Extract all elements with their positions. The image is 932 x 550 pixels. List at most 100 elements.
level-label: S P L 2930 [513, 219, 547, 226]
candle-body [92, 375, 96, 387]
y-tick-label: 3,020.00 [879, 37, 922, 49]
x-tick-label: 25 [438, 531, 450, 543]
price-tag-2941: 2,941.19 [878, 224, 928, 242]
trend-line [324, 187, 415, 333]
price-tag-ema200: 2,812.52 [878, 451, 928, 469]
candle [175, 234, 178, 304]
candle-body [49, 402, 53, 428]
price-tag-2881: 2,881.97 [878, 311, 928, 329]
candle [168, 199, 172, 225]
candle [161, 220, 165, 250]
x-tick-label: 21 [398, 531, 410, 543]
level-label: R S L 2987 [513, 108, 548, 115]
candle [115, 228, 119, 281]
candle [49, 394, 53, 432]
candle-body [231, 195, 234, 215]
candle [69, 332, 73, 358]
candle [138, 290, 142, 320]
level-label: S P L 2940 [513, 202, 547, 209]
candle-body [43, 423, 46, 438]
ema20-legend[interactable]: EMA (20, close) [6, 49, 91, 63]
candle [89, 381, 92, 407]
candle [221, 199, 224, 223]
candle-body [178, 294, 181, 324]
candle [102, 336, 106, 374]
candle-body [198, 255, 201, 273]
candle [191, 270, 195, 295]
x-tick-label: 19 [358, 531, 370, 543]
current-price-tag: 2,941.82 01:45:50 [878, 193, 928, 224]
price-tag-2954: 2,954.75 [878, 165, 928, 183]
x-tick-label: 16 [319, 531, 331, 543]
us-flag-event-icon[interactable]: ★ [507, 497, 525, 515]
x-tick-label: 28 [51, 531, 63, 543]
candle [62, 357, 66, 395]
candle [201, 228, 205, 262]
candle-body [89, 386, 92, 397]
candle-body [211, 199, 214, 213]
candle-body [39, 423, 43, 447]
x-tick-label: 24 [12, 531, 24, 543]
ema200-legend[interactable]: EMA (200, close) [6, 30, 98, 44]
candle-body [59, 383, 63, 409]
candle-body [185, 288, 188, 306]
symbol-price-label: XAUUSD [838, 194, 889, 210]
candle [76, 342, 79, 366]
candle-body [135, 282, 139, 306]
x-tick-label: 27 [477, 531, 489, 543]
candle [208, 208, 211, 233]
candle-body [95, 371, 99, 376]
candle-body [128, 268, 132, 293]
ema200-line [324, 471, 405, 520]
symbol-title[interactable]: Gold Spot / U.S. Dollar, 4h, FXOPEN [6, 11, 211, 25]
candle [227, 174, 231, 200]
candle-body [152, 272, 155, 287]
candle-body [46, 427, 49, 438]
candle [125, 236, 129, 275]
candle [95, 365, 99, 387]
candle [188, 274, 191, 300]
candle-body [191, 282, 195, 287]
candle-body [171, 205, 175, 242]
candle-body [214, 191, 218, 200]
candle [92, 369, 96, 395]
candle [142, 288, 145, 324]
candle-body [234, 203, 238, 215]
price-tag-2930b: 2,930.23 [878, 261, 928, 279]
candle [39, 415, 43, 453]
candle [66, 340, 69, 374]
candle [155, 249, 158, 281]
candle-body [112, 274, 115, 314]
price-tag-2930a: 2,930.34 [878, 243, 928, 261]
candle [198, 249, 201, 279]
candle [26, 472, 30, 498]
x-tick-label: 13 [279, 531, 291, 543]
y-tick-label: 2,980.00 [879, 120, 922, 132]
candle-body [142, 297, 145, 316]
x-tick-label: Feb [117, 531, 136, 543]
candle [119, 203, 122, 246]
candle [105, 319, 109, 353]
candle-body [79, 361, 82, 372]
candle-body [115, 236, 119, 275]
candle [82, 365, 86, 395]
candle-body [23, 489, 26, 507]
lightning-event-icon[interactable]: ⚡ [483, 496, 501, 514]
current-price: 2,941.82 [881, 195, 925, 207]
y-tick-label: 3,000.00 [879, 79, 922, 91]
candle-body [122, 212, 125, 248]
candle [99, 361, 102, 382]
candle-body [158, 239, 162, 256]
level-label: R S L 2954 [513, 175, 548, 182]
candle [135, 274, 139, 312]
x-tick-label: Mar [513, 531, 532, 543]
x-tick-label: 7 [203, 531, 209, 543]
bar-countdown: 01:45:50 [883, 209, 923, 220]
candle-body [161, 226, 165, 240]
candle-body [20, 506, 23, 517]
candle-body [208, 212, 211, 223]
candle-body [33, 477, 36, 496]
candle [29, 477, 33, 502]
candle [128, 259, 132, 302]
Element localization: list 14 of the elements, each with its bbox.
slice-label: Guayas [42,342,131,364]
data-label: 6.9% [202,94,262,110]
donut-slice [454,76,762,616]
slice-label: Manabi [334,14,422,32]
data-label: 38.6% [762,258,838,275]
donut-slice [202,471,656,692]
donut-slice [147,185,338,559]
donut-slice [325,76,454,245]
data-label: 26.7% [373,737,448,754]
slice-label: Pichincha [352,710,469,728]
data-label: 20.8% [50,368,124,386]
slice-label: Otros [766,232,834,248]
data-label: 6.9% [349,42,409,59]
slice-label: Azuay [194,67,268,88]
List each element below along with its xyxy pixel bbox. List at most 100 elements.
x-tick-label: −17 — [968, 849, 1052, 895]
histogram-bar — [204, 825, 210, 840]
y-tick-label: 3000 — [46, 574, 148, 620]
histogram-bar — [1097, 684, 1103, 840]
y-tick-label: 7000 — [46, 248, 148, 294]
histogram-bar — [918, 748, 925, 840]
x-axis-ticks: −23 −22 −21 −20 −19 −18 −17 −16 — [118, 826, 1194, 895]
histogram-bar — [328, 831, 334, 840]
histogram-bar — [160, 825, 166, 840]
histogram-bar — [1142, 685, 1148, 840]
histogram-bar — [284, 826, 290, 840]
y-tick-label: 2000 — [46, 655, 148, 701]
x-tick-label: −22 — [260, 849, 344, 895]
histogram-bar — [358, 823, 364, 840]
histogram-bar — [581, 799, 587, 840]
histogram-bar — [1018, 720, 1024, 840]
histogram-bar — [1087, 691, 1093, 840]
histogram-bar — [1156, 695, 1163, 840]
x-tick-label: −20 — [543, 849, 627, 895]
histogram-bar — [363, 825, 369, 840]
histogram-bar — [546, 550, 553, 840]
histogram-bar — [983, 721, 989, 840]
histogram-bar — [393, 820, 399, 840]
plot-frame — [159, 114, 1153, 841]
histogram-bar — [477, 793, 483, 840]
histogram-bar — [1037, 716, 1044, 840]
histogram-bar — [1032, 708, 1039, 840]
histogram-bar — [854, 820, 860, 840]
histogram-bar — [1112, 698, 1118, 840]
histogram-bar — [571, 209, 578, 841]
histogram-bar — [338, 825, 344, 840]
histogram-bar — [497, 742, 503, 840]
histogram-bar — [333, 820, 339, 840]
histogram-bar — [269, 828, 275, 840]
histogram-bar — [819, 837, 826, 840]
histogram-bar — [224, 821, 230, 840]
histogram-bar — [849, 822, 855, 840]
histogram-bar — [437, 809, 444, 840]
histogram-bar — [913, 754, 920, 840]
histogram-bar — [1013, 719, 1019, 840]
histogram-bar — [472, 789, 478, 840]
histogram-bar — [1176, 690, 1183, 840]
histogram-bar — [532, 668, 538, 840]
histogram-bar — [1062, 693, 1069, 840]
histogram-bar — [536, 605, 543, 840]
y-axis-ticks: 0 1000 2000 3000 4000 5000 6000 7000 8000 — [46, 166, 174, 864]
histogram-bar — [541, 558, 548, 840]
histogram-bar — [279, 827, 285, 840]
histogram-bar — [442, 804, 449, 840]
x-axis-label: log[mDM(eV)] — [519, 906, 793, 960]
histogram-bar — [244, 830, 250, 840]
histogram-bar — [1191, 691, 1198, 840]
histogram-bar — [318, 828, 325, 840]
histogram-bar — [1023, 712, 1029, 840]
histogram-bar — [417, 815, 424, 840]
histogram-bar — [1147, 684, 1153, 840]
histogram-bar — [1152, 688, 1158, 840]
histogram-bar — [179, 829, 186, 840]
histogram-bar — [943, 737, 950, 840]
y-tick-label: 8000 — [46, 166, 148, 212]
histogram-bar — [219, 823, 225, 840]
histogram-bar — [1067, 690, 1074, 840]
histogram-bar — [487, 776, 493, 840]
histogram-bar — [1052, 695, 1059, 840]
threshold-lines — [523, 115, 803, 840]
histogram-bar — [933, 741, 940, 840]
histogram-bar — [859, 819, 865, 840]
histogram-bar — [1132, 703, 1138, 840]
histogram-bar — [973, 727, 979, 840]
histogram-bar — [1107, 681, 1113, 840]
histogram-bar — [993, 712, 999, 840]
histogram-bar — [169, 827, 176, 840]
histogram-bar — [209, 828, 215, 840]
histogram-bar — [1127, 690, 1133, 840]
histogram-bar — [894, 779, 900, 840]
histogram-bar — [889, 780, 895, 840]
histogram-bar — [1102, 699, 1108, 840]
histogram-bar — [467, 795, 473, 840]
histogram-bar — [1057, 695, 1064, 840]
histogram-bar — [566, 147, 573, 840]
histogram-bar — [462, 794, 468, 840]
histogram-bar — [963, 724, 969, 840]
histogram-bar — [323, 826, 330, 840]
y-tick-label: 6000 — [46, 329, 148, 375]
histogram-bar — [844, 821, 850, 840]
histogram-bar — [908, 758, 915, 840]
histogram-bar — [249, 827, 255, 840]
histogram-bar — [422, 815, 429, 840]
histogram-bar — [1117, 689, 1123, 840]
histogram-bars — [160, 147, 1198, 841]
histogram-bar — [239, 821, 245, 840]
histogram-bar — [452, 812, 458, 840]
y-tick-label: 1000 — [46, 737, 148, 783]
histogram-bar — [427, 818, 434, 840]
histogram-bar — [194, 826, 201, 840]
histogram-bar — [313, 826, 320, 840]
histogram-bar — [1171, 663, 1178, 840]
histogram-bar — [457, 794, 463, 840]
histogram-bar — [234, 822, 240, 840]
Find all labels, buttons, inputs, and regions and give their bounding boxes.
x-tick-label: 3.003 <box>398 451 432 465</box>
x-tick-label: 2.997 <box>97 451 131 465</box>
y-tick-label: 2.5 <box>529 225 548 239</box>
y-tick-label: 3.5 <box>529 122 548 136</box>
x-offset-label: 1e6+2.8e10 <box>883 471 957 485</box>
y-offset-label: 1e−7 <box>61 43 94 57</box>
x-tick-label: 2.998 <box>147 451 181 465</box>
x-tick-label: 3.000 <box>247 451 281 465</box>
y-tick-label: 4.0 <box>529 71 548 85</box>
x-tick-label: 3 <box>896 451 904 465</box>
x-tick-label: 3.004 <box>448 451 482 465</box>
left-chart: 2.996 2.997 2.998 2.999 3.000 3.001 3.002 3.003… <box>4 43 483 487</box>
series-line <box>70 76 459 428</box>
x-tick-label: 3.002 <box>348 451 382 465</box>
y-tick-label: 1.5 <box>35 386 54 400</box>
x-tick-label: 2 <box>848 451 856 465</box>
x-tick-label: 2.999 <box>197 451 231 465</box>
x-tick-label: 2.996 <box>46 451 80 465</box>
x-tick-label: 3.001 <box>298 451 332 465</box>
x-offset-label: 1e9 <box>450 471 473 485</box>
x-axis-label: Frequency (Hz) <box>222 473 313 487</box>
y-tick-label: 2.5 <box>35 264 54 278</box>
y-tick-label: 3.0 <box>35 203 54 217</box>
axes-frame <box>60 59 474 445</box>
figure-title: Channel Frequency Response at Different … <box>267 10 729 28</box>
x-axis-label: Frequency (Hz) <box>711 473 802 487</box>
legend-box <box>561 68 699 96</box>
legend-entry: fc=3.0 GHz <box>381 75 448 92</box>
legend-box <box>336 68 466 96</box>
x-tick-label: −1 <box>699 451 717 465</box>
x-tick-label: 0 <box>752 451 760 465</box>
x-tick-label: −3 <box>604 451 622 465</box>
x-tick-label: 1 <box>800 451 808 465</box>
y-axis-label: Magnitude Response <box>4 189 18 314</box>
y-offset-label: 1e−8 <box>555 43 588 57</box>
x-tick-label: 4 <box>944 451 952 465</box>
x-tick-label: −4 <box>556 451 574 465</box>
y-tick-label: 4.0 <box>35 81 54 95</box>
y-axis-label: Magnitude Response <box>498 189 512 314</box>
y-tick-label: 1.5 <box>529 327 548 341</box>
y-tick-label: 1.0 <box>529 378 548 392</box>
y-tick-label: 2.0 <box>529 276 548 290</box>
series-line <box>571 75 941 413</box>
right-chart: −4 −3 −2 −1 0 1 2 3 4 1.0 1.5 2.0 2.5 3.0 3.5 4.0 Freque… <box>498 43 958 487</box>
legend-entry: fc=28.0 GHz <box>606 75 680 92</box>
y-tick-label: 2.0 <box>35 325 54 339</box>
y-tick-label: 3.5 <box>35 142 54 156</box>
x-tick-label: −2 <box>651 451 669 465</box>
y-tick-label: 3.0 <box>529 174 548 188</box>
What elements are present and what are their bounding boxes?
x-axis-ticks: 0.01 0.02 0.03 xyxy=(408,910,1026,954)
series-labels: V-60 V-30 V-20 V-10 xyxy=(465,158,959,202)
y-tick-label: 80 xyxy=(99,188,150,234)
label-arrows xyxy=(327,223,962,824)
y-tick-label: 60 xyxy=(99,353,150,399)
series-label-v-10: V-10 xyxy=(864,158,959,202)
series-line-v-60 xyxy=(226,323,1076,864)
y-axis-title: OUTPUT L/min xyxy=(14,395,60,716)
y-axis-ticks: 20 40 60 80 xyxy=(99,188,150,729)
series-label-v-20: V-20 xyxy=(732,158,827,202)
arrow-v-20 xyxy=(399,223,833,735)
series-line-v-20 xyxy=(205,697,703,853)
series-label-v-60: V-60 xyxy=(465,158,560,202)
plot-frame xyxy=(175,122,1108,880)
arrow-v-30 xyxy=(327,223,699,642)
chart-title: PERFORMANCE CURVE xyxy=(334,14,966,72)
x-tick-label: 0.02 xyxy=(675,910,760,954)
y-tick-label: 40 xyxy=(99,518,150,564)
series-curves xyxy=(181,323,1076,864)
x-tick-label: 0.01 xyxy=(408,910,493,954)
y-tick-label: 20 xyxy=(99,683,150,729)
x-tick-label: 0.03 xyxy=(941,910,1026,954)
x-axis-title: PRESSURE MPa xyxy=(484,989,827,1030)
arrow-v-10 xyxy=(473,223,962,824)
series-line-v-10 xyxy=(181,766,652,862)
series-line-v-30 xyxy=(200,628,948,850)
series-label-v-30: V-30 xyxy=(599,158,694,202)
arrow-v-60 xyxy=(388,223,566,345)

[What to do] Reproduce the material above word for word, starting at its first line and ending at the line that contains "trend-line [324, 187, 415, 333]", with both of those lines included.

[Complete answer]
Extract all elements with their positions. The image is 932 x 550 pixels. List at most 100 elements.
level-label: S P L 2930 [513, 219, 547, 226]
candle-body [92, 375, 96, 387]
y-tick-label: 3,020.00 [879, 37, 922, 49]
x-tick-label: 25 [438, 531, 450, 543]
price-tag-2941: 2,941.19 [878, 224, 928, 242]
trend-line [324, 187, 415, 333]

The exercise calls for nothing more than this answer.